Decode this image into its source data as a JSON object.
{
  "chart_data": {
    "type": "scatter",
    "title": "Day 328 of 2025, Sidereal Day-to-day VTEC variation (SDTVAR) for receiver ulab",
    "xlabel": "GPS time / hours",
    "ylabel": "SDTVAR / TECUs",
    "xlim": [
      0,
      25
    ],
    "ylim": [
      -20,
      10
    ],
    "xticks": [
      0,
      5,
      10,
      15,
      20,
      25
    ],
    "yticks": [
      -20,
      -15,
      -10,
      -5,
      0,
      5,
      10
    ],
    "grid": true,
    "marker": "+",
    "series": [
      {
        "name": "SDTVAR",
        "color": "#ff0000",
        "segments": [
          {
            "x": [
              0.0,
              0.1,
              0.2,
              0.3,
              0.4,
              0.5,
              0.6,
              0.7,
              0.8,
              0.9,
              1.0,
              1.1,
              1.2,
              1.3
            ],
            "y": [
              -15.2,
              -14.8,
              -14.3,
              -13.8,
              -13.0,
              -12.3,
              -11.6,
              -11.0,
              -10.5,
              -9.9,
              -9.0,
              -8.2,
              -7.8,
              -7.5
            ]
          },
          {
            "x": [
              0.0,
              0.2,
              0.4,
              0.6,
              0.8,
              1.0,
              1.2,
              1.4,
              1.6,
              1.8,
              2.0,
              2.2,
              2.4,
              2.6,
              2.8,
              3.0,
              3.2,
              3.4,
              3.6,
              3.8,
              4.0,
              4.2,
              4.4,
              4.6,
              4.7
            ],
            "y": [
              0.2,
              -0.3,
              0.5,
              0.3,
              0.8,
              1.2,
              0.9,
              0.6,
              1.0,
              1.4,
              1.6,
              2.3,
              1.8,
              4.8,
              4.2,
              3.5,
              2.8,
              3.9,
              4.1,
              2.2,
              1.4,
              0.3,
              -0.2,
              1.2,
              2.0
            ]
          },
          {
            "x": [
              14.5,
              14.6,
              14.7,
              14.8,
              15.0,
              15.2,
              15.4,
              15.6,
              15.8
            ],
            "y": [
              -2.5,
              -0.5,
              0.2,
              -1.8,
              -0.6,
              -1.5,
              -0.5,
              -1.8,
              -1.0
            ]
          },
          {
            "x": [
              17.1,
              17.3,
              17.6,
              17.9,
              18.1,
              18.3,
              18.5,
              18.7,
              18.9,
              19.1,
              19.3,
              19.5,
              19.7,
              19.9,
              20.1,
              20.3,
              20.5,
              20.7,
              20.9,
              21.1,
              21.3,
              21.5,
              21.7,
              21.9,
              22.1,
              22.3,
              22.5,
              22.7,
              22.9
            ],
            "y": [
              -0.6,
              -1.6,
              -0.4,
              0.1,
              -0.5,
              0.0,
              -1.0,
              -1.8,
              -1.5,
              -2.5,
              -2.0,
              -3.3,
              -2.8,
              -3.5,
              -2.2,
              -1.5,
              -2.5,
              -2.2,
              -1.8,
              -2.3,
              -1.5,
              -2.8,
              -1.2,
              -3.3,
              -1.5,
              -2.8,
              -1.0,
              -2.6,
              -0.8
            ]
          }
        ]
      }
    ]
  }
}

● The request:
Each line in the entries above that includes the string "SDTVAR" should be extracted.

● Reply:
    "title": "Day 328 of 2025, Sidereal Day-to-day VTEC variation (SDTVAR) for receiver ulab",
    "ylabel": "SDTVAR / TECUs",
        "name": "SDTVAR",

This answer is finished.